(Entries taken from a collection)
########################################

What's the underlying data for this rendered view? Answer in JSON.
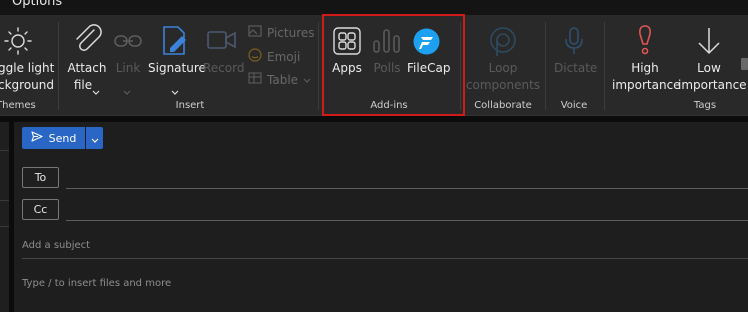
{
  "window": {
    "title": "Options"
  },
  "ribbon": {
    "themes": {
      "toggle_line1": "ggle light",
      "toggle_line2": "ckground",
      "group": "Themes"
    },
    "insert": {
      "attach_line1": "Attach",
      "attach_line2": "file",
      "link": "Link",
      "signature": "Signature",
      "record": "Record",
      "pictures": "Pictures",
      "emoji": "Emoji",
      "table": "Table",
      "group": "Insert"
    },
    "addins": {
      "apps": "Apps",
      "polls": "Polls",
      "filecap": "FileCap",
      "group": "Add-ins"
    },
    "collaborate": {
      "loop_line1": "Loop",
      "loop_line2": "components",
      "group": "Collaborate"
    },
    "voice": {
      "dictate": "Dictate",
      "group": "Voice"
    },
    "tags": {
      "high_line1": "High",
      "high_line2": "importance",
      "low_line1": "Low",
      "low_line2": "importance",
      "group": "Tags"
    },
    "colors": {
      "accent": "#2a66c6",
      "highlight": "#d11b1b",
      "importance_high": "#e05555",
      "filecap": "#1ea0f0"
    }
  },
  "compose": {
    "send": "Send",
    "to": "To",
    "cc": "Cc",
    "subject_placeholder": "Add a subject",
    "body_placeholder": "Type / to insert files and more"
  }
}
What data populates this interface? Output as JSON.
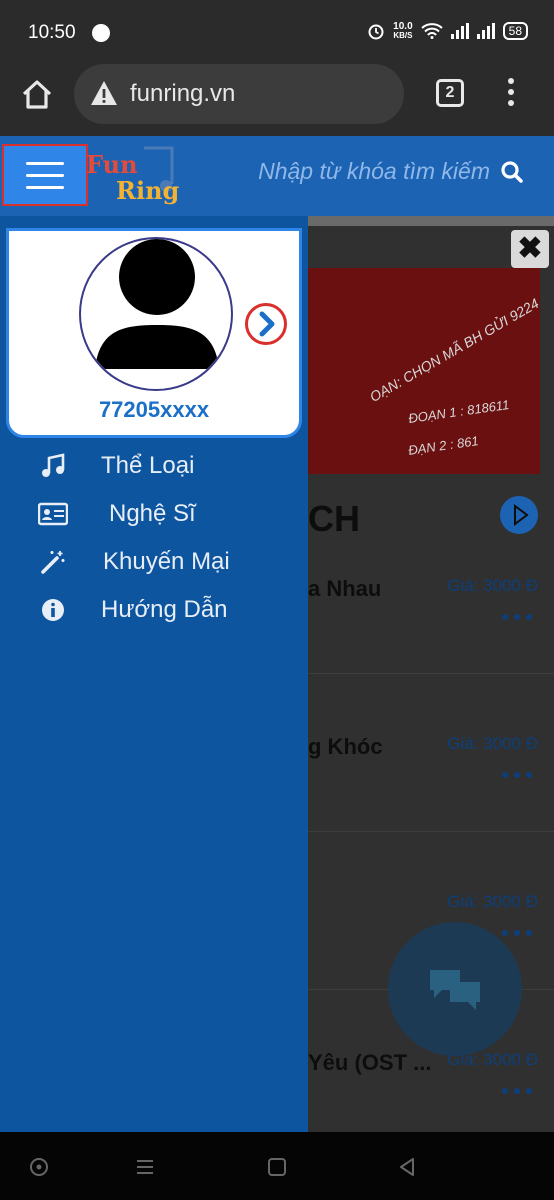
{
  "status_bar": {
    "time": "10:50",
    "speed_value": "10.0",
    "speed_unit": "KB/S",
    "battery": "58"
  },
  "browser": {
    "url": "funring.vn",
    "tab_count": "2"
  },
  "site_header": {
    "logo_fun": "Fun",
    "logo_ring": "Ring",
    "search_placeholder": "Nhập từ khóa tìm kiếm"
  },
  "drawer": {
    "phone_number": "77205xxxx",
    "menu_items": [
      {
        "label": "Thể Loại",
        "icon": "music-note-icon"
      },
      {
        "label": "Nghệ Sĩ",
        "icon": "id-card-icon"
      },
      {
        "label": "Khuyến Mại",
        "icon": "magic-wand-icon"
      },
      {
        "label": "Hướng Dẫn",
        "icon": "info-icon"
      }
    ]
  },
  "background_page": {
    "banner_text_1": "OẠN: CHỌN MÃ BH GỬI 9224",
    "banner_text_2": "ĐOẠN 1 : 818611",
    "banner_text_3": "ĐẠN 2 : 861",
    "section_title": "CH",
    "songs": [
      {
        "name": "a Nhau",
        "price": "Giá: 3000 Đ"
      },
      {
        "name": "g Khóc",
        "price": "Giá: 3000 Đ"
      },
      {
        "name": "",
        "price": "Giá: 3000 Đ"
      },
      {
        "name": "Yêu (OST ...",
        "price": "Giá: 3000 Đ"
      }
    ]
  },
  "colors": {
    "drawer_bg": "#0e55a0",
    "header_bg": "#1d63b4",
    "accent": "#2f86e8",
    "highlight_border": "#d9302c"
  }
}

########################################

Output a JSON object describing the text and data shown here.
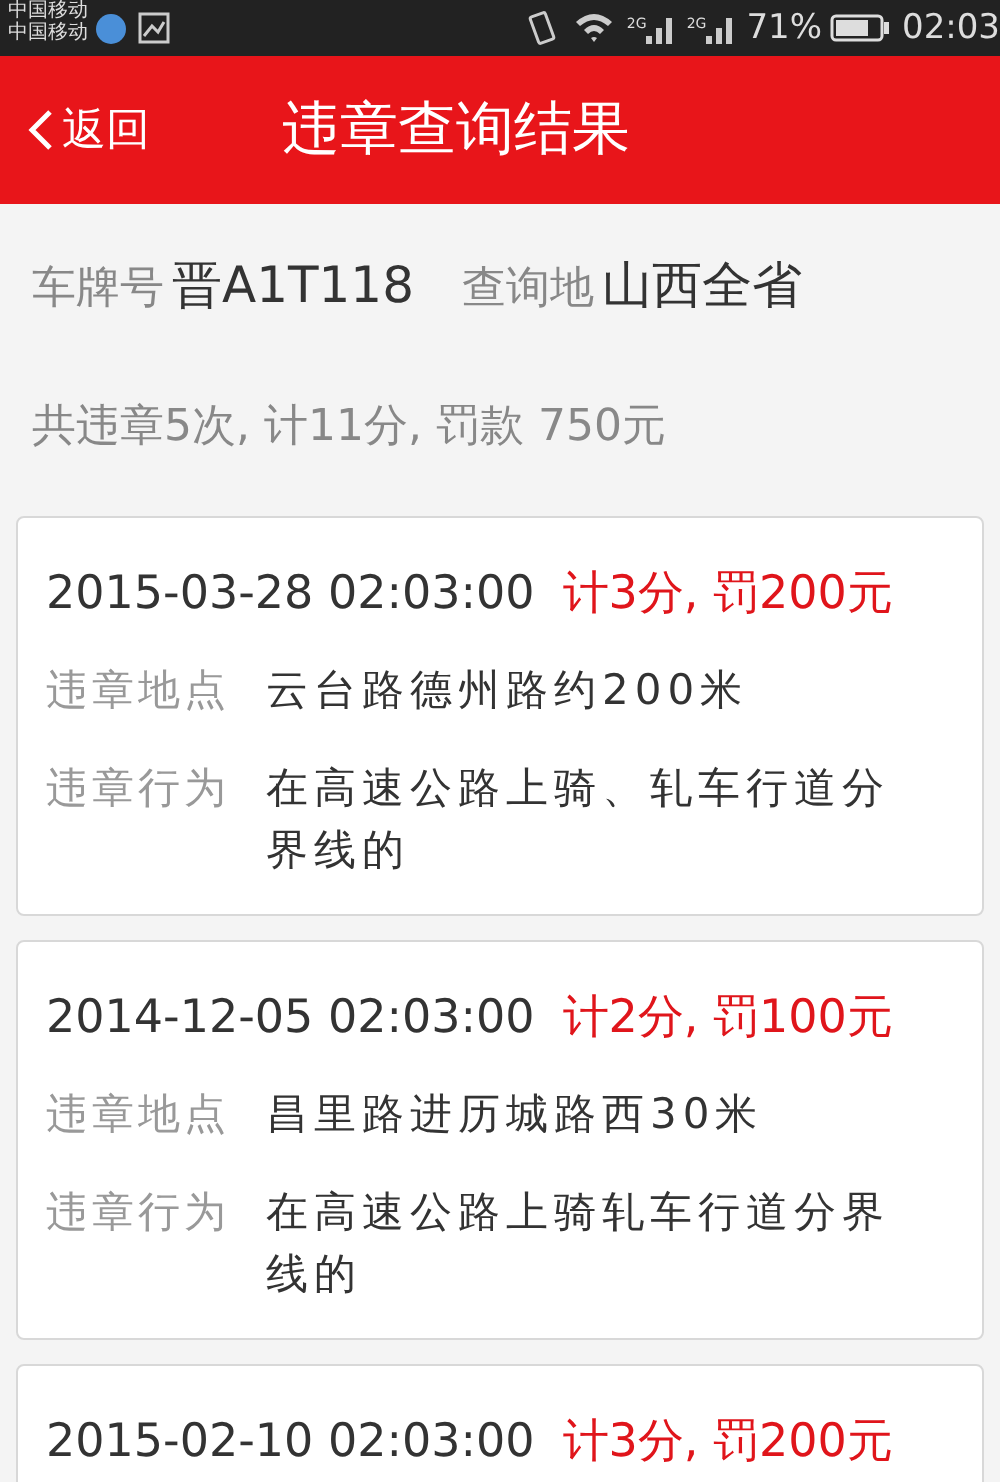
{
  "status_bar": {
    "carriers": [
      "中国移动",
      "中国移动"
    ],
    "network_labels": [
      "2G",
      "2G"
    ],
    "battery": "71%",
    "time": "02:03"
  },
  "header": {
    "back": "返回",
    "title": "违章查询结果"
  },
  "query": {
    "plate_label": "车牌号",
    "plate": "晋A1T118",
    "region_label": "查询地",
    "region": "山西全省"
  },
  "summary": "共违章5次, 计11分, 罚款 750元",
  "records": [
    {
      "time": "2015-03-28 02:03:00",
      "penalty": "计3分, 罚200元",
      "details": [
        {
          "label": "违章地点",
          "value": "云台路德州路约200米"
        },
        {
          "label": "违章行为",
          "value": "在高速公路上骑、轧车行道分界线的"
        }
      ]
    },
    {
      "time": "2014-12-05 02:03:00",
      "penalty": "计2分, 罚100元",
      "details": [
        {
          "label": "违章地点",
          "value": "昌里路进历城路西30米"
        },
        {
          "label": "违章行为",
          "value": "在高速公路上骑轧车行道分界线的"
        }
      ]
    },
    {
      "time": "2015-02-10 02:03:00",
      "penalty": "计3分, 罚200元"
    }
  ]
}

########################################

**Task details**
Using the entries above, return each line that includes the word "this".

**Answer for the task**
What's the underlying data for this rendered view? Answer in JSON.
What data populates this interface? Output as JSON.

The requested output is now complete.